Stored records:
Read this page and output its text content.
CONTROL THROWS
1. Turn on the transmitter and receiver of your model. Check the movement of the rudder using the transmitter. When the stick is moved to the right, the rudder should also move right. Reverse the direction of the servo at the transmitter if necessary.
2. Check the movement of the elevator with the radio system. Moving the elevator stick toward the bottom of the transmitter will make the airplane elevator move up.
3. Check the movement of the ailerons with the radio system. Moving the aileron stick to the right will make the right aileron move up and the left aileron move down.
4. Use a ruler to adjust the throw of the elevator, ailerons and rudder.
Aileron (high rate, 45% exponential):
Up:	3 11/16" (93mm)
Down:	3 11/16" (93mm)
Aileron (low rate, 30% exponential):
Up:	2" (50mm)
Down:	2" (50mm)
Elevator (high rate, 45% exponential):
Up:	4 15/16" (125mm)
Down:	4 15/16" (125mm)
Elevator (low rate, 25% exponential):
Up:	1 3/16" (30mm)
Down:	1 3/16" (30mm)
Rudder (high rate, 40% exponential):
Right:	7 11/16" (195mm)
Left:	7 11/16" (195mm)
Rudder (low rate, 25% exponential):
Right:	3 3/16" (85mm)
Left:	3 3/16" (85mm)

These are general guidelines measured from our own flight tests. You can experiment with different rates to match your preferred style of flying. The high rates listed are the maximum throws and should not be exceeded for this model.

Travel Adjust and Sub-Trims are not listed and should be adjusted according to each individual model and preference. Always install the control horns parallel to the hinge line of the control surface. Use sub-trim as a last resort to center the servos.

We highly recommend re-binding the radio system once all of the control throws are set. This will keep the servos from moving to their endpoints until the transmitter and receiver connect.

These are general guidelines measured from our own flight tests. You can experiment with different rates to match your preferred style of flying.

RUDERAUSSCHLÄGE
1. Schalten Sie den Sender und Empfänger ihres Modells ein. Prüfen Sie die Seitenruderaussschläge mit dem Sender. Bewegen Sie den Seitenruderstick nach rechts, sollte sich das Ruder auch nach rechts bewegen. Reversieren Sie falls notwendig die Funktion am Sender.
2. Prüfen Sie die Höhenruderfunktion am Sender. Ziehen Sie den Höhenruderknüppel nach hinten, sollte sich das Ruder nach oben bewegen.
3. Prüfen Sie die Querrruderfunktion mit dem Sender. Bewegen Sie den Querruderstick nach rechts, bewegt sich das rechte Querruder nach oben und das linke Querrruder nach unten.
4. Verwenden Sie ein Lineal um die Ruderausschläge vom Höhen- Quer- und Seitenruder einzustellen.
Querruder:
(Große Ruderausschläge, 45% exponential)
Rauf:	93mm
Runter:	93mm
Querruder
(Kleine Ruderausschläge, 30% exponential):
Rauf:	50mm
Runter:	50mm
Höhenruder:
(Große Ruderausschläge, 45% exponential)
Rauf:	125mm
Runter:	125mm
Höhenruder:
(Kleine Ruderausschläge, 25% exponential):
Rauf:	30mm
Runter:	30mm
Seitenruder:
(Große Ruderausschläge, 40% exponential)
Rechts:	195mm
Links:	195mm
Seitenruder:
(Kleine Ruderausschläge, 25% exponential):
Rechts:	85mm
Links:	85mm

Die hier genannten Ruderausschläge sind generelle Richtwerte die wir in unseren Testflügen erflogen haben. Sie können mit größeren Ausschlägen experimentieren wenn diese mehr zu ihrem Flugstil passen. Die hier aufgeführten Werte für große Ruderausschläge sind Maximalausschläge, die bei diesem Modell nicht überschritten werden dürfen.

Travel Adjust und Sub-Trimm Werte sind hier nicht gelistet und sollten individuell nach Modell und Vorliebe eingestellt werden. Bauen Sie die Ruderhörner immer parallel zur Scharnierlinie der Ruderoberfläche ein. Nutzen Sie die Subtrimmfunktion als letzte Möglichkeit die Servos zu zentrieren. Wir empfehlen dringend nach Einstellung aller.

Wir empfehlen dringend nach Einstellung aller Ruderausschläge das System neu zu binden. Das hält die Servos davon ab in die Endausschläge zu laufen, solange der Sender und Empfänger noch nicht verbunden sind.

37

• _Stated goal_
Retype every entry above, word for word.

• _Result_
Read this page and output its text content.
CONTROL THROWS
1. Turn on the transmitter and receiver of your model. Check the movement of the rudder using the transmitter. When the stick is moved to the right, the rudder should also move right. Reverse the direction of the servo at the transmitter if necessary.
2. Check the movement of the elevator with the radio system. Moving the elevator stick toward the bottom of the transmitter will make the airplane elevator move up.
3. Check the movement of the ailerons with the radio system. Moving the aileron stick to the right will make the right aileron move up and the left aileron move down.
4. Use a ruler to adjust the throw of the elevator, ailerons and rudder.
Aileron (high rate, 45% exponential):
Up:	3 11/16" (93mm)
Down:	3 11/16" (93mm)
Aileron (low rate, 30% exponential):
Up:	2" (50mm)
Down:	2" (50mm)
Elevator (high rate, 45% exponential):
Up:	4 15/16" (125mm)
Down:	4 15/16" (125mm)
Elevator (low rate, 25% exponential):
Up:	1 3/16" (30mm)
Down:	1 3/16" (30mm)
Rudder (high rate, 40% exponential):
Right:	7 11/16" (195mm)
Left:	7 11/16" (195mm)
Rudder (low rate, 25% exponential):
Right:	3 3/16" (85mm)
Left:	3 3/16" (85mm)

These are general guidelines measured from our own flight tests. You can experiment with different rates to match your preferred style of flying. The high rates listed are the maximum throws and should not be exceeded for this model.

Travel Adjust and Sub-Trims are not listed and should be adjusted according to each individual model and preference. Always install the control horns parallel to the hinge line of the control surface. Use sub-trim as a last resort to center the servos.

We highly recommend re-binding the radio system once all of the control throws are set. This will keep the servos from moving to their endpoints until the transmitter and receiver connect.

These are general guidelines measured from our own flight tests. You can experiment with different rates to match your preferred style of flying.

RUDERAUSSCHLÄGE
1. Schalten Sie den Sender und Empfänger ihres Modells ein. Prüfen Sie die Seitenruderaussschläge mit dem Sender. Bewegen Sie den Seitenruderstick nach rechts, sollte sich das Ruder auch nach rechts bewegen. Reversieren Sie falls notwendig die Funktion am Sender.
2. Prüfen Sie die Höhenruderfunktion am Sender. Ziehen Sie den Höhenruderknüppel nach hinten, sollte sich das Ruder nach oben bewegen.
3. Prüfen Sie die Querrruderfunktion mit dem Sender. Bewegen Sie den Querruderstick nach rechts, bewegt sich das rechte Querruder nach oben und das linke Querrruder nach unten.
4. Verwenden Sie ein Lineal um die Ruderausschläge vom Höhen- Quer- und Seitenruder einzustellen.
Querruder:
(Große Ruderausschläge, 45% exponential)
Rauf:	93mm
Runter:	93mm
Querruder
(Kleine Ruderausschläge, 30% exponential):
Rauf:	50mm
Runter:	50mm
Höhenruder:
(Große Ruderausschläge, 45% exponential)
Rauf:	125mm
Runter:	125mm
Höhenruder:
(Kleine Ruderausschläge, 25% exponential):
Rauf:	30mm
Runter:	30mm
Seitenruder:
(Große Ruderausschläge, 40% exponential)
Rechts:	195mm
Links:	195mm
Seitenruder:
(Kleine Ruderausschläge, 25% exponential):
Rechts:	85mm
Links:	85mm

Die hier genannten Ruderausschläge sind generelle Richtwerte die wir in unseren Testflügen erflogen haben. Sie können mit größeren Ausschlägen experimentieren wenn diese mehr zu ihrem Flugstil passen. Die hier aufgeführten Werte für große Ruderausschläge sind Maximalausschläge, die bei diesem Modell nicht überschritten werden dürfen.

Travel Adjust und Sub-Trimm Werte sind hier nicht gelistet und sollten individuell nach Modell und Vorliebe eingestellt werden. Bauen Sie die Ruderhörner immer parallel zur Scharnierlinie der Ruderoberfläche ein. Nutzen Sie die Subtrimmfunktion als letzte Möglichkeit die Servos zu zentrieren. Wir empfehlen dringend nach Einstellung aller.

Wir empfehlen dringend nach Einstellung aller Ruderausschläge das System neu zu binden. Das hält die Servos davon ab in die Endausschläge zu laufen, solange der Sender und Empfänger noch nicht verbunden sind.

37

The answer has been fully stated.